Records from a data collection:
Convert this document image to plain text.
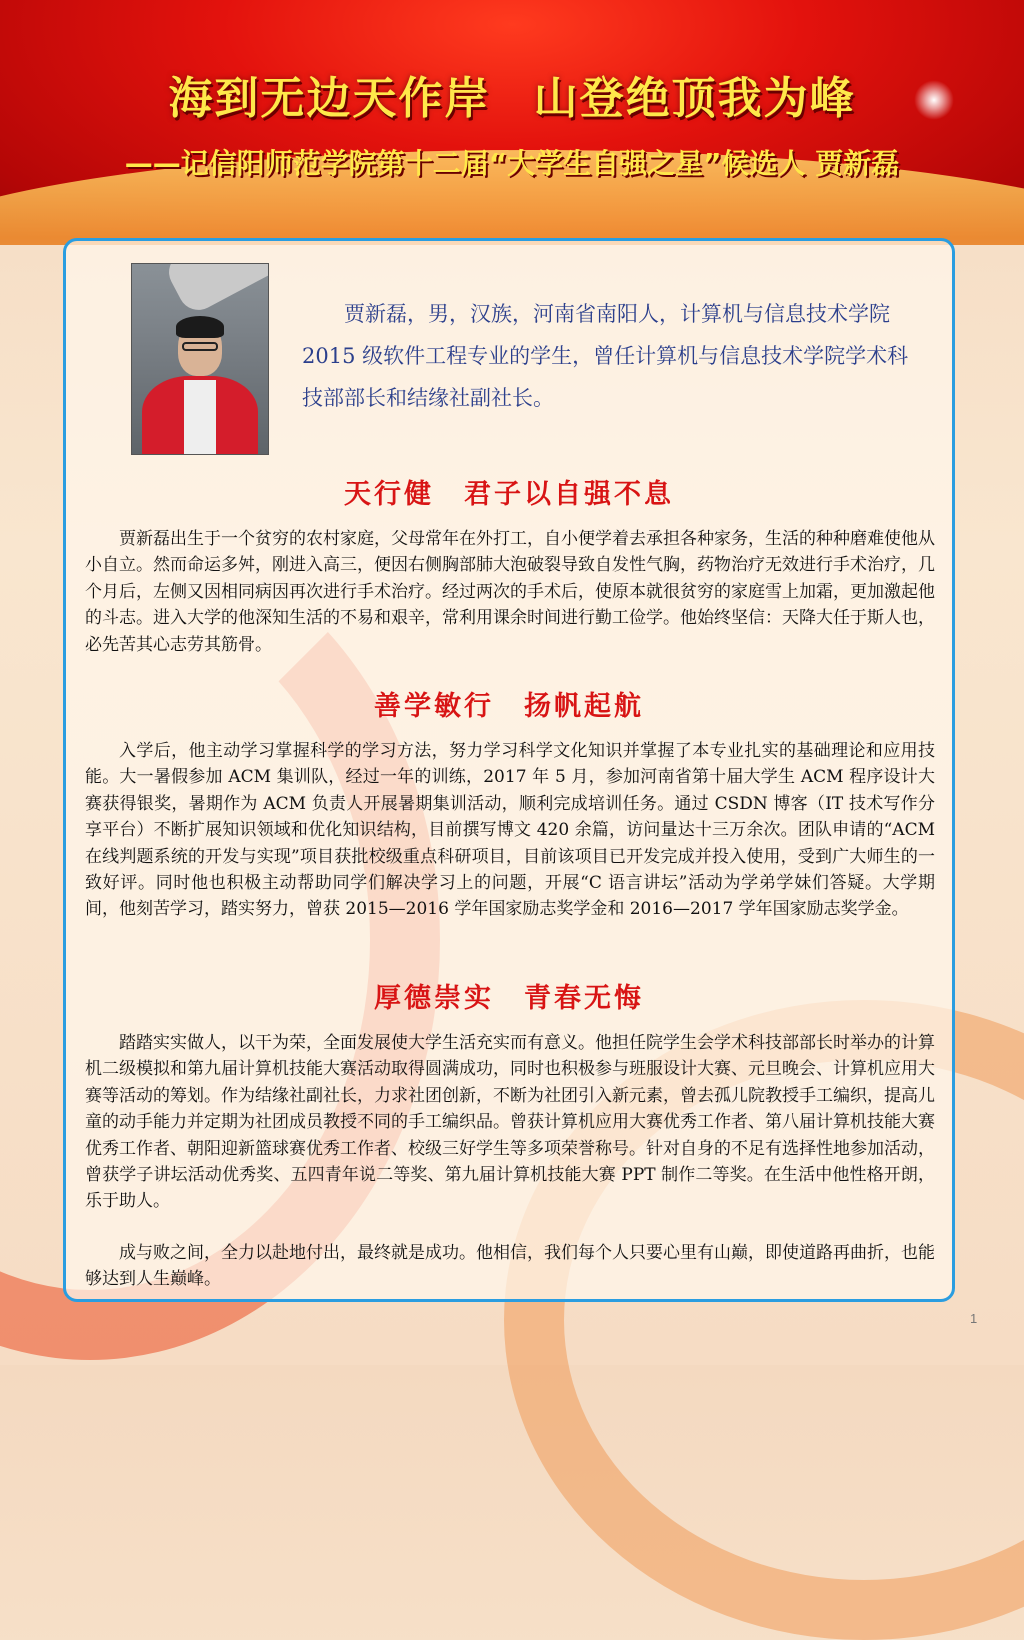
海到无边天作岸 山登绝顶我为峰
——记信阳师范学院第十二届“大学生自强之星”候选人 贾新磊

贾新磊，男，汉族，河南省南阳人，计算机与信息技术学院 2015 级软件工程专业的学生，曾任计算机与信息技术学院学术科技部部长和结缘社副社长。

天行健　君子以自强不息

贾新磊出生于一个贫穷的农村家庭，父母常年在外打工，自小便学着去承担各种家务，生活的种种磨难使他从小自立。然而命运多舛，刚进入高三，便因右侧胸部肺大泡破裂导致自发性气胸，药物治疗无效进行手术治疗，几个月后，左侧又因相同病因再次进行手术治疗。经过两次的手术后，使原本就很贫穷的家庭雪上加霜，更加激起他的斗志。进入大学的他深知生活的不易和艰辛，常利用课余时间进行勤工俭学。他始终坚信：天降大任于斯人也，必先苦其心志劳其筋骨。

善学敏行　扬帆起航

入学后，他主动学习掌握科学的学习方法，努力学习科学文化知识并掌握了本专业扎实的基础理论和应用技能。大一暑假参加 ACM 集训队，经过一年的训练，2017 年 5 月，参加河南省第十届大学生 ACM 程序设计大赛获得银奖，暑期作为 ACM 负责人开展暑期集训活动，顺利完成培训任务。通过 CSDN 博客（IT 技术写作分享平台）不断扩展知识领域和优化知识结构，目前撰写博文 420 余篇，访问量达十三万余次。团队申请的“ACM 在线判题系统的开发与实现”项目获批校级重点科研项目，目前该项目已开发完成并投入使用，受到广大师生的一致好评。同时他也积极主动帮助同学们解决学习上的问题，开展“C 语言讲坛”活动为学弟学妹们答疑。大学期间，他刻苦学习，踏实努力，曾获 2015—2016 学年国家励志奖学金和 2016—2017 学年国家励志奖学金。

厚德崇实　青春无悔

踏踏实实做人，以干为荣，全面发展使大学生活充实而有意义。他担任院学生会学术科技部部长时举办的计算机二级模拟和第九届计算机技能大赛活动取得圆满成功，同时也积极参与班服设计大赛、元旦晚会、计算机应用大赛等活动的筹划。作为结缘社副社长，力求社团创新，不断为社团引入新元素，曾去孤儿院教授手工编织，提高儿童的动手能力并定期为社团成员教授不同的手工编织品。曾获计算机应用大赛优秀工作者、第八届计算机技能大赛优秀工作者、朝阳迎新篮球赛优秀工作者、校级三好学生等多项荣誉称号。针对自身的不足有选择性地参加活动，曾获学子讲坛活动优秀奖、五四青年说二等奖、第九届计算机技能大赛 PPT 制作二等奖。在生活中他性格开朗，乐于助人。

成与败之间，全力以赴地付出，最终就是成功。他相信，我们每个人只要心里有山巅，即使道路再曲折，也能够达到人生巅峰。

1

## PROBLEM DESCRIPTION
Copy each line of the records precisely and drop any images they hold.

## COMPLETED TASK
Convert this document image to plain text.
海到无边天作岸 山登绝顶我为峰
——记信阳师范学院第十二届“大学生自强之星”候选人 贾新磊

贾新磊，男，汉族，河南省南阳人，计算机与信息技术学院 2015 级软件工程专业的学生，曾任计算机与信息技术学院学术科技部部长和结缘社副社长。

天行健　君子以自强不息

贾新磊出生于一个贫穷的农村家庭，父母常年在外打工，自小便学着去承担各种家务，生活的种种磨难使他从小自立。然而命运多舛，刚进入高三，便因右侧胸部肺大泡破裂导致自发性气胸，药物治疗无效进行手术治疗，几个月后，左侧又因相同病因再次进行手术治疗。经过两次的手术后，使原本就很贫穷的家庭雪上加霜，更加激起他的斗志。进入大学的他深知生活的不易和艰辛，常利用课余时间进行勤工俭学。他始终坚信：天降大任于斯人也，必先苦其心志劳其筋骨。

善学敏行　扬帆起航

入学后，他主动学习掌握科学的学习方法，努力学习科学文化知识并掌握了本专业扎实的基础理论和应用技能。大一暑假参加 ACM 集训队，经过一年的训练，2017 年 5 月，参加河南省第十届大学生 ACM 程序设计大赛获得银奖，暑期作为 ACM 负责人开展暑期集训活动，顺利完成培训任务。通过 CSDN 博客（IT 技术写作分享平台）不断扩展知识领域和优化知识结构，目前撰写博文 420 余篇，访问量达十三万余次。团队申请的“ACM 在线判题系统的开发与实现”项目获批校级重点科研项目，目前该项目已开发完成并投入使用，受到广大师生的一致好评。同时他也积极主动帮助同学们解决学习上的问题，开展“C 语言讲坛”活动为学弟学妹们答疑。大学期间，他刻苦学习，踏实努力，曾获 2015—2016 学年国家励志奖学金和 2016—2017 学年国家励志奖学金。

厚德崇实　青春无悔

踏踏实实做人，以干为荣，全面发展使大学生活充实而有意义。他担任院学生会学术科技部部长时举办的计算机二级模拟和第九届计算机技能大赛活动取得圆满成功，同时也积极参与班服设计大赛、元旦晚会、计算机应用大赛等活动的筹划。作为结缘社副社长，力求社团创新，不断为社团引入新元素，曾去孤儿院教授手工编织，提高儿童的动手能力并定期为社团成员教授不同的手工编织品。曾获计算机应用大赛优秀工作者、第八届计算机技能大赛优秀工作者、朝阳迎新篮球赛优秀工作者、校级三好学生等多项荣誉称号。针对自身的不足有选择性地参加活动，曾获学子讲坛活动优秀奖、五四青年说二等奖、第九届计算机技能大赛 PPT 制作二等奖。在生活中他性格开朗，乐于助人。

成与败之间，全力以赴地付出，最终就是成功。他相信，我们每个人只要心里有山巅，即使道路再曲折，也能够达到人生巅峰。

1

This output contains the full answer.